Data items:
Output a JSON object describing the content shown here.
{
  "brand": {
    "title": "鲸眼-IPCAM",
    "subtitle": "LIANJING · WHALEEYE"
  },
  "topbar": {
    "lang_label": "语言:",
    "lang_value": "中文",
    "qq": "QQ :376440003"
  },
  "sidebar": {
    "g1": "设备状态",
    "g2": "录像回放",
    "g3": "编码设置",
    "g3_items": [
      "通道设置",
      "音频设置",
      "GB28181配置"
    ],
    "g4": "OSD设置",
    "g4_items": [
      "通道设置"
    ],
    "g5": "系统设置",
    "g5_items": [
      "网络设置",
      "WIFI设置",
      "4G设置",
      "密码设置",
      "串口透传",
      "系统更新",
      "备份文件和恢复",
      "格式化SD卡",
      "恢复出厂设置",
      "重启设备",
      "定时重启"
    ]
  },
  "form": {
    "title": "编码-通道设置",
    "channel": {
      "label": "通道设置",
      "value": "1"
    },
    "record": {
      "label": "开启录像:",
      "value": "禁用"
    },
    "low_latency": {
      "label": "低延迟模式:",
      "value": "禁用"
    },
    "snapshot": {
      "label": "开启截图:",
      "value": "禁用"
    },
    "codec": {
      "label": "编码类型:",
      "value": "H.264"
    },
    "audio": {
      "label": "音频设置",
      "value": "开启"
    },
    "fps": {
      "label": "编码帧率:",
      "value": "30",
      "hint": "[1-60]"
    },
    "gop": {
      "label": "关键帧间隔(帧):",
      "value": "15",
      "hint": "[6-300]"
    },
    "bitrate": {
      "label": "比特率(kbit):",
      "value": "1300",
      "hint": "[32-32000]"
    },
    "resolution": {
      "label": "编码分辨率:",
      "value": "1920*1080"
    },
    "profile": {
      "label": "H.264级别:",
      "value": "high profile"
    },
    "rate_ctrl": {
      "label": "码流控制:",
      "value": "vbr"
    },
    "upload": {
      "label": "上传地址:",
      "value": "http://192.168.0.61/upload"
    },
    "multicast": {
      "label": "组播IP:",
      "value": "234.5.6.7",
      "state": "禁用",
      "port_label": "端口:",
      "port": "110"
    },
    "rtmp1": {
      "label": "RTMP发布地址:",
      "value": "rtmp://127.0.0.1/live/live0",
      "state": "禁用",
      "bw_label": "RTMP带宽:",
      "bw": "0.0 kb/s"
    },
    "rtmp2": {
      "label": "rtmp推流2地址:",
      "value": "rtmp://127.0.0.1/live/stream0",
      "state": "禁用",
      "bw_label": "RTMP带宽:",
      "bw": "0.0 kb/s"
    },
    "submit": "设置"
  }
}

**WRITTEN REQUEST**
Go through the listing and print each line exactly as it appears.

**EXERCISE ANSWER**
Output a JSON object describing the content shown here.
{
  "brand": {
    "title": "鲸眼-IPCAM",
    "subtitle": "LIANJING · WHALEEYE"
  },
  "topbar": {
    "lang_label": "语言:",
    "lang_value": "中文",
    "qq": "QQ :376440003"
  },
  "sidebar": {
    "g1": "设备状态",
    "g2": "录像回放",
    "g3": "编码设置",
    "g3_items": [
      "通道设置",
      "音频设置",
      "GB28181配置"
    ],
    "g4": "OSD设置",
    "g4_items": [
      "通道设置"
    ],
    "g5": "系统设置",
    "g5_items": [
      "网络设置",
      "WIFI设置",
      "4G设置",
      "密码设置",
      "串口透传",
      "系统更新",
      "备份文件和恢复",
      "格式化SD卡",
      "恢复出厂设置",
      "重启设备",
      "定时重启"
    ]
  },
  "form": {
    "title": "编码-通道设置",
    "channel": {
      "label": "通道设置",
      "value": "1"
    },
    "record": {
      "label": "开启录像:",
      "value": "禁用"
    },
    "low_latency": {
      "label": "低延迟模式:",
      "value": "禁用"
    },
    "snapshot": {
      "label": "开启截图:",
      "value": "禁用"
    },
    "codec": {
      "label": "编码类型:",
      "value": "H.264"
    },
    "audio": {
      "label": "音频设置",
      "value": "开启"
    },
    "fps": {
      "label": "编码帧率:",
      "value": "30",
      "hint": "[1-60]"
    },
    "gop": {
      "label": "关键帧间隔(帧):",
      "value": "15",
      "hint": "[6-300]"
    },
    "bitrate": {
      "label": "比特率(kbit):",
      "value": "1300",
      "hint": "[32-32000]"
    },
    "resolution": {
      "label": "编码分辨率:",
      "value": "1920*1080"
    },
    "profile": {
      "label": "H.264级别:",
      "value": "high profile"
    },
    "rate_ctrl": {
      "label": "码流控制:",
      "value": "vbr"
    },
    "upload": {
      "label": "上传地址:",
      "value": "http://192.168.0.61/upload"
    },
    "multicast": {
      "label": "组播IP:",
      "value": "234.5.6.7",
      "state": "禁用",
      "port_label": "端口:",
      "port": "110"
    },
    "rtmp1": {
      "label": "RTMP发布地址:",
      "value": "rtmp://127.0.0.1/live/live0",
      "state": "禁用",
      "bw_label": "RTMP带宽:",
      "bw": "0.0 kb/s"
    },
    "rtmp2": {
      "label": "rtmp推流2地址:",
      "value": "rtmp://127.0.0.1/live/stream0",
      "state": "禁用",
      "bw_label": "RTMP带宽:",
      "bw": "0.0 kb/s"
    },
    "submit": "设置"
  }
}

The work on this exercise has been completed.